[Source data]

----------------

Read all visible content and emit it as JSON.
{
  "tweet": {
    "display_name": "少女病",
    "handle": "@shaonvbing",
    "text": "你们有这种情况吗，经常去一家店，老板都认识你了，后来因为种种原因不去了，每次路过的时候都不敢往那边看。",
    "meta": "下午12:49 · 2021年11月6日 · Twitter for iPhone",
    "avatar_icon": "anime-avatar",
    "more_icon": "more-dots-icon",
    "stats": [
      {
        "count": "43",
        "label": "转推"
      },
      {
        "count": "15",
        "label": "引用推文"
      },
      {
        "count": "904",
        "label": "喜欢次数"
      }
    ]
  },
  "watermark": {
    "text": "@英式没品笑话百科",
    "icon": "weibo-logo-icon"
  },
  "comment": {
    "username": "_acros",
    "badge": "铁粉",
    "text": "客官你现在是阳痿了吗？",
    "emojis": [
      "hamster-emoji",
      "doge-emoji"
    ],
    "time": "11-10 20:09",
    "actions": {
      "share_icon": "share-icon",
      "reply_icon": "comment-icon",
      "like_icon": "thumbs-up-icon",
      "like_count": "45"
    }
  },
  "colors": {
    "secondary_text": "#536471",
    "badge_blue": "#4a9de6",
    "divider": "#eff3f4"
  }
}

----------------

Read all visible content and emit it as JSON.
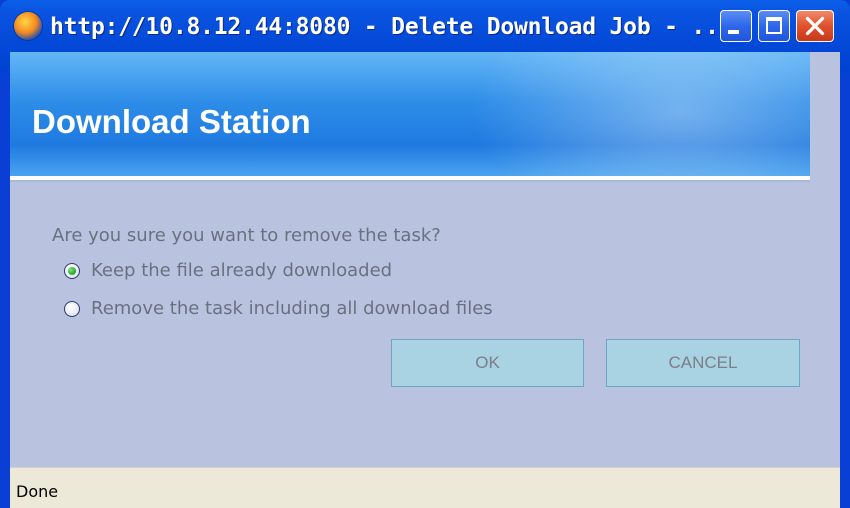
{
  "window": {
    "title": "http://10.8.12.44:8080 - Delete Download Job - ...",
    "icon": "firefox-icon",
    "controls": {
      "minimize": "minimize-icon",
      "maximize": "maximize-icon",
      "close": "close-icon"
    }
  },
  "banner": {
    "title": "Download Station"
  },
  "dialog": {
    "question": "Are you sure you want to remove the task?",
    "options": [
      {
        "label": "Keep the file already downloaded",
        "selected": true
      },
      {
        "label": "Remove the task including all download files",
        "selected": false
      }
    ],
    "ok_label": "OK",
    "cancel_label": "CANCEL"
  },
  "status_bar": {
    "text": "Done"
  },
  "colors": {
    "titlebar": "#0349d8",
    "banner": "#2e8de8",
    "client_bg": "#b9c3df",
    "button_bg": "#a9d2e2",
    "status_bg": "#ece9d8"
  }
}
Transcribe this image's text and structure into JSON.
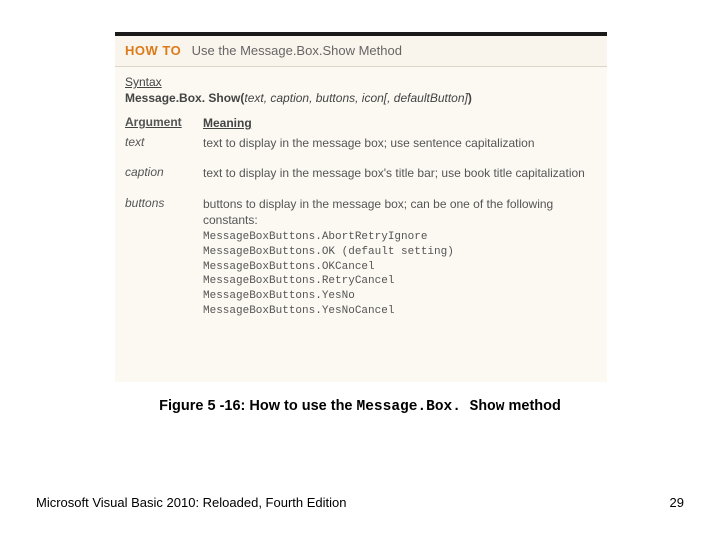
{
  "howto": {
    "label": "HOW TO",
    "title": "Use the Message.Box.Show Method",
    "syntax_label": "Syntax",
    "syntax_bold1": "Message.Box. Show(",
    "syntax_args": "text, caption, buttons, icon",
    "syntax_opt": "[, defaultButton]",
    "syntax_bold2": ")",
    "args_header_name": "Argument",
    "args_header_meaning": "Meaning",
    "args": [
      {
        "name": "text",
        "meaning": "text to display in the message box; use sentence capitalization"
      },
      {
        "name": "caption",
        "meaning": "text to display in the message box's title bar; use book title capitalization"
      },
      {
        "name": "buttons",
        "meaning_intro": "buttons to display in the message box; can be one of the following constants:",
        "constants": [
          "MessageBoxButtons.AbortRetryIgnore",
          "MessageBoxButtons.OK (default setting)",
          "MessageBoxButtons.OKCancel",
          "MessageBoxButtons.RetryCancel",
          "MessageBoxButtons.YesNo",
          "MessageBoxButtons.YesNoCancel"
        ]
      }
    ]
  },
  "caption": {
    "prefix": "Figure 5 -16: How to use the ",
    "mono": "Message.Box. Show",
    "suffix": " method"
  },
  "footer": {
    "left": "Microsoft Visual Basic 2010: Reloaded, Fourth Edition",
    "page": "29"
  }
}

----------------

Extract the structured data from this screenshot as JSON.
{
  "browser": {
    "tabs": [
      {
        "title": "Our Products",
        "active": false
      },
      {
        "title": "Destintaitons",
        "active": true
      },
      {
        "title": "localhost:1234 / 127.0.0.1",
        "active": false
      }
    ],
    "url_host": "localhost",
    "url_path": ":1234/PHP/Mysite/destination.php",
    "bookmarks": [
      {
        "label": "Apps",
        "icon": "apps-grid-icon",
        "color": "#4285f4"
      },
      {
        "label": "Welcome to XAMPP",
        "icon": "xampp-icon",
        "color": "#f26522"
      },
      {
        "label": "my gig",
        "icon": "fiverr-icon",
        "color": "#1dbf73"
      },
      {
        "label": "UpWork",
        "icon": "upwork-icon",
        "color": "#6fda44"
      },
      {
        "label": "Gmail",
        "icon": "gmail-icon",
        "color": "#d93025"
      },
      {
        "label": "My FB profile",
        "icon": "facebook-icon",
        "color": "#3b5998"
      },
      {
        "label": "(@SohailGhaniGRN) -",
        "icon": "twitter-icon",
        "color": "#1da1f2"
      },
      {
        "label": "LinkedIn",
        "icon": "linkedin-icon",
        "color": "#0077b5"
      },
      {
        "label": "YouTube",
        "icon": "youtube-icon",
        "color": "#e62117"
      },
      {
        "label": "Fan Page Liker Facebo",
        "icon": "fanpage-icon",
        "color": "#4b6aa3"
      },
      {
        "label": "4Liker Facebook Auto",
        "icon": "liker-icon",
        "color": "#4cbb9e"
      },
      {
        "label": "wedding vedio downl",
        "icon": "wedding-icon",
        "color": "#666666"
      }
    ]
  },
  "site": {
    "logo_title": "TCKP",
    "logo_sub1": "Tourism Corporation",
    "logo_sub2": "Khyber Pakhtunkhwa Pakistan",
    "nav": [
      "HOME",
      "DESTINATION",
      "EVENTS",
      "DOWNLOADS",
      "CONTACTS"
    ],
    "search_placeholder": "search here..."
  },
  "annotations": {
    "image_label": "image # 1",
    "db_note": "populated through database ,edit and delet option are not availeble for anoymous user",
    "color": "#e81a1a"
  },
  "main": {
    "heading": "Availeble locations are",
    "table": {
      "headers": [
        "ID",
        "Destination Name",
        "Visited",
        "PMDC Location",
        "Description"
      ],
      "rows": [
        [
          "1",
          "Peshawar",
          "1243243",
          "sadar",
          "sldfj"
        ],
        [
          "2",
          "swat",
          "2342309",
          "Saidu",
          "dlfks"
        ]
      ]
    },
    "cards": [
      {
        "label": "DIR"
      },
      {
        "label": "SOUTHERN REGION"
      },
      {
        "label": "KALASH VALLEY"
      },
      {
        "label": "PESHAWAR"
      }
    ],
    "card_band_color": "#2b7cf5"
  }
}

----------------

Pick out each line above that includes "MessageBoxButtons" and show it.

Exercise answer:
          "MessageBoxButtons.AbortRetryIgnore",
          "MessageBoxButtons.OK (default setting)",
          "MessageBoxButtons.OKCancel",
          "MessageBoxButtons.RetryCancel",
          "MessageBoxButtons.YesNo",
          "MessageBoxButtons.YesNoCancel"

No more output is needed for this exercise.